# CHALLENGE 1
List every method name beginning with "get" that the thread about DispatchingPropertyInfoLookup mentions.
# CHALLENGE 2
In the thread about DispatchingPropertyInfoLookup, repeat word for word the passage from "Another thing to" up to and including "cache per repo...".
# CHALLENGE 3
According to the thread about DispatchingPropertyInfoLookup, what is the only actual use of getPropertiesByType?

# TEXT BLOCK
_____
Implement a per-repo dispatching version of PropertyInfoLookup, similar to DispatchingTermBuffer or DispatchingEntityRevisionLookup.
Description
Details
Subject | Repo | Branch | Lines +/- | |
---|---|---|---|---|
Add DispatchingPropertyInfoLookup | mediawiki/extensions/Wikibase | master | +215 -0 |
Event Timeline
Change 324739 had a related patch set uploaded (by Jakob):
Add DispatchingPropertyInfoLookup
One concern that I had while working on this was that the keys of the returned arrays of getAllPropertyInfo and getPropertyInfoForDataType of the previous implementations of PropertyInfoStore are numeric IDs of properties. Is that something that would need to be addressed (right away)?
@Jakob_WMDE sorry, somehow I've managed to miss your comment.
One concern that I had while working on this was that the keys of the returned arrays of getAllPropertyInfo and getPropertyInfoForDataType of the previous implementations of PropertyInfoStore are numeric IDs of properties. Is that something that would need to be addressed (right away)?
Good point, I haven't realized that while first looking at your patch. I don't know if this should be done right away (as in in the patch adding DispatchingPropertyInfoLookup) but this should be probably be done rather soon. As I get, what the dispatching would currently do would be overriding properties from one repo if the property from the other repo happens to have the same number part of id. This is quite bad.
One option could be to index those result arrays with id serialization (including repo prefix) instead of just using numeric keys. I had a brief look on usage of getAllPropertyInfo and getPropertyInfoForDataType and if I am not mistaken it such change should be not that complicated. I am not sure how sorting should be applied (in Special:ListProperties) but this is definitely something we could figure out.
@Jakob_WMDE Good catch!
I agree with @WMDE-leszek that we should switch to full serialized IDs instead of numeric IDs for the array index. That should not be done in the same patch, but perhaps it should be done before the patch introducing the dispatching implementation. Doing it after is still OK because we will not have properties from multiple repos at once any time soon, btu we should still address this quickly.
As Leszek said, it doesn't look like it would be hard to fix.
A word about Special:ListProperties, though: I'm not sure whether it should list all available properties, or just the ones from the local repo. Or maybe there should be an option for selecting the repo (or all repos)? I suppose we need to think about the use cases for that special page again.
If we show properties from multiple different repos on Special:ListProperties, it would be nice if we could sort by repo first, and then by numeric ID second. Sorting by the serialized ID would be bad - if we can't sort by numeric ID, we should sort by name.
Btw, note that Special:ListProperties is the only actual use of getPropertiesByType. We could remove that from the service interface, and just filter directly in the special page implementation. Even with properties from multiple repos, we can (and do) still assume that we will have no more than a few thousand properties, and can easily handle them all at once in memory.
Another thing to consider is the caching layer. Do we have a caching PropertyInfoLookup for each repo, or only one cache, on top of the dispatching implementation? I'm tending towards having one cache per repo...
_____
# RECORDED DATA
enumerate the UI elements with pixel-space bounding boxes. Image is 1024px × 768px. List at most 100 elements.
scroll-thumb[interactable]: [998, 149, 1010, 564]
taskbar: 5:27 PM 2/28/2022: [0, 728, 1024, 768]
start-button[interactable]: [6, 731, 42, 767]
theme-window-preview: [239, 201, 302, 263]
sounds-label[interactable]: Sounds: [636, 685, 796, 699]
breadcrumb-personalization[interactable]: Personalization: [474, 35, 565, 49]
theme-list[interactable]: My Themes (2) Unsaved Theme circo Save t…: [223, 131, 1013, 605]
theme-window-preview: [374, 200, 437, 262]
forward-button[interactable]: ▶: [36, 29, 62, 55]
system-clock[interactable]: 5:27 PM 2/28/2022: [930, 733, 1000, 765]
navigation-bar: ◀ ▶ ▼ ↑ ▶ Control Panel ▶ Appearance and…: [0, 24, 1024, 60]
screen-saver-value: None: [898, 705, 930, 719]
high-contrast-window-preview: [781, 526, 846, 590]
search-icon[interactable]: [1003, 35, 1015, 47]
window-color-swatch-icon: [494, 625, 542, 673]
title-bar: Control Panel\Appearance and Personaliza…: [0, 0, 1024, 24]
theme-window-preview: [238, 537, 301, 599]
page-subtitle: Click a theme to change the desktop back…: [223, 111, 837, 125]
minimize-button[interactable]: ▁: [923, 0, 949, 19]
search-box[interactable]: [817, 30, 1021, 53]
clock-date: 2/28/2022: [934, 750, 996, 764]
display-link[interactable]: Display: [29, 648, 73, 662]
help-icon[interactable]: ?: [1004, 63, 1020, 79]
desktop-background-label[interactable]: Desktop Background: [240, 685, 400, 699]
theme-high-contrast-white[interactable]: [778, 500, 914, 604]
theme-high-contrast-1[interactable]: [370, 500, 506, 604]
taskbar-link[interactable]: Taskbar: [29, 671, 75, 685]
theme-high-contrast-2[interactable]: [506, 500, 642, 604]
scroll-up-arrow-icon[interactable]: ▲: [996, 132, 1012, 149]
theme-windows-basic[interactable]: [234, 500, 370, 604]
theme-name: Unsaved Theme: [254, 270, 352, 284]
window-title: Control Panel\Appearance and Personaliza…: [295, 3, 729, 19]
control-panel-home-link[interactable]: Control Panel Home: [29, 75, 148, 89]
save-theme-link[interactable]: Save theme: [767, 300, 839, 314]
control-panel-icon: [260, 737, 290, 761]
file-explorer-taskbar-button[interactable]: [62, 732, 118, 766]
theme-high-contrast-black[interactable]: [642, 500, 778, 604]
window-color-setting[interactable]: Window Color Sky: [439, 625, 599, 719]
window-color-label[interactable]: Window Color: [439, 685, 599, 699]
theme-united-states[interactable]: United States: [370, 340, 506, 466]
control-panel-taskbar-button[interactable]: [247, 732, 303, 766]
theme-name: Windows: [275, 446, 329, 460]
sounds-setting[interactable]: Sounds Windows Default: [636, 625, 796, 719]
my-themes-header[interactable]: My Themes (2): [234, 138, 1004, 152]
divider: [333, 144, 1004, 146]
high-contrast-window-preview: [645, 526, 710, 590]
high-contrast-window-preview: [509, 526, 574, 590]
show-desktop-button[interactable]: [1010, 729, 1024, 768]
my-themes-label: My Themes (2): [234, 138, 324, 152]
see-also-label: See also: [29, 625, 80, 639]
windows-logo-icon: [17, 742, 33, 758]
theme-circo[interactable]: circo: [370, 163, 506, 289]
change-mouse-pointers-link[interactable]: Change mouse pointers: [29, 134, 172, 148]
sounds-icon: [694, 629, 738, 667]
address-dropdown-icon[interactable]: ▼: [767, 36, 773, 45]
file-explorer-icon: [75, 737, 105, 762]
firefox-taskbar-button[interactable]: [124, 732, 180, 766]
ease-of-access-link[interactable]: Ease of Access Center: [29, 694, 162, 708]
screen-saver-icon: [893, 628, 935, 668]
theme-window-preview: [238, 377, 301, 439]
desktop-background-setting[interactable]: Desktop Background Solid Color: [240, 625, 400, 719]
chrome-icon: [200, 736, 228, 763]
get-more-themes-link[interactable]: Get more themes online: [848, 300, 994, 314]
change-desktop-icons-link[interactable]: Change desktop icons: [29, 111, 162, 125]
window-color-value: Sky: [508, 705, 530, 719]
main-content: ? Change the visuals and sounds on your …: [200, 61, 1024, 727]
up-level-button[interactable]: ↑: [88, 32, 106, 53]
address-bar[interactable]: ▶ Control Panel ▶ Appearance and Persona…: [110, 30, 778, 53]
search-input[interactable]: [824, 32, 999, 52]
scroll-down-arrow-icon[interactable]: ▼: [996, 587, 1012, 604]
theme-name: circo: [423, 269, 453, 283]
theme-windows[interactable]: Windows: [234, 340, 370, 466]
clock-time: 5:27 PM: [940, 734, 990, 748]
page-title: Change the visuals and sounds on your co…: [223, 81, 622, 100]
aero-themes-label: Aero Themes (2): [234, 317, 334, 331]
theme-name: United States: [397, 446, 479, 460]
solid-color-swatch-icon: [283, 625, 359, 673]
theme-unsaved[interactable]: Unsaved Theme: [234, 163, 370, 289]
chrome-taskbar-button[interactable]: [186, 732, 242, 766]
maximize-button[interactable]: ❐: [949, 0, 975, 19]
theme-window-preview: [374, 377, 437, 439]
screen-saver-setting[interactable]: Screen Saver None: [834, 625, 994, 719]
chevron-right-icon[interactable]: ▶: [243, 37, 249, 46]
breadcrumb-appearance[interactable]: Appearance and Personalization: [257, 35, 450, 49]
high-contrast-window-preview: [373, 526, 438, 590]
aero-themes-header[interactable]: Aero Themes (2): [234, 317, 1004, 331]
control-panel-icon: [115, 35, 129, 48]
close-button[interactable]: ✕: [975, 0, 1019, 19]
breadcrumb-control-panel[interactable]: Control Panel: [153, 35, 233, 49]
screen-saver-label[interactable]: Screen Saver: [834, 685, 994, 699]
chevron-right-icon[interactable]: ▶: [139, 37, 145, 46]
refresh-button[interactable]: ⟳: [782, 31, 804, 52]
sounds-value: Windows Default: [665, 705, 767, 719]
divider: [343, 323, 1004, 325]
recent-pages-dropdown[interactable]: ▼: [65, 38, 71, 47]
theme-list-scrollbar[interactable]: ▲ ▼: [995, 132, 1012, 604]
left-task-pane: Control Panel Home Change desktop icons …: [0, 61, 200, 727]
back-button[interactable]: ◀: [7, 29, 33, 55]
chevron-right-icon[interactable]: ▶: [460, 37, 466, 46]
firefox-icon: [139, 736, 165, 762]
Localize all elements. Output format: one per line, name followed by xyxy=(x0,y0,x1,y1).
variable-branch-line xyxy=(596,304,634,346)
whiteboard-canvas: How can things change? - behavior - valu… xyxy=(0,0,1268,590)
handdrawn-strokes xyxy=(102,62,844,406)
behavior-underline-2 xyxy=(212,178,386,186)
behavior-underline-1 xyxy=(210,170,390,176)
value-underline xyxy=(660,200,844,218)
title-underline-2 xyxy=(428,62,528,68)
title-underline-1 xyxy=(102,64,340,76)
_____
# TASK OUTPUT 1
getAllPropertyInfo
getPropertyInfoForDataType
getPropertiesByType

# TASK OUTPUT 2
Another thing to consider is the caching layer. Do we have a caching PropertyInfoLookup for each repo, or only one cache, on top of the dispatching implementation? I'm tending towards having one cache per repo...

# TASK OUTPUT 3
Special:ListProperties is its only actual use.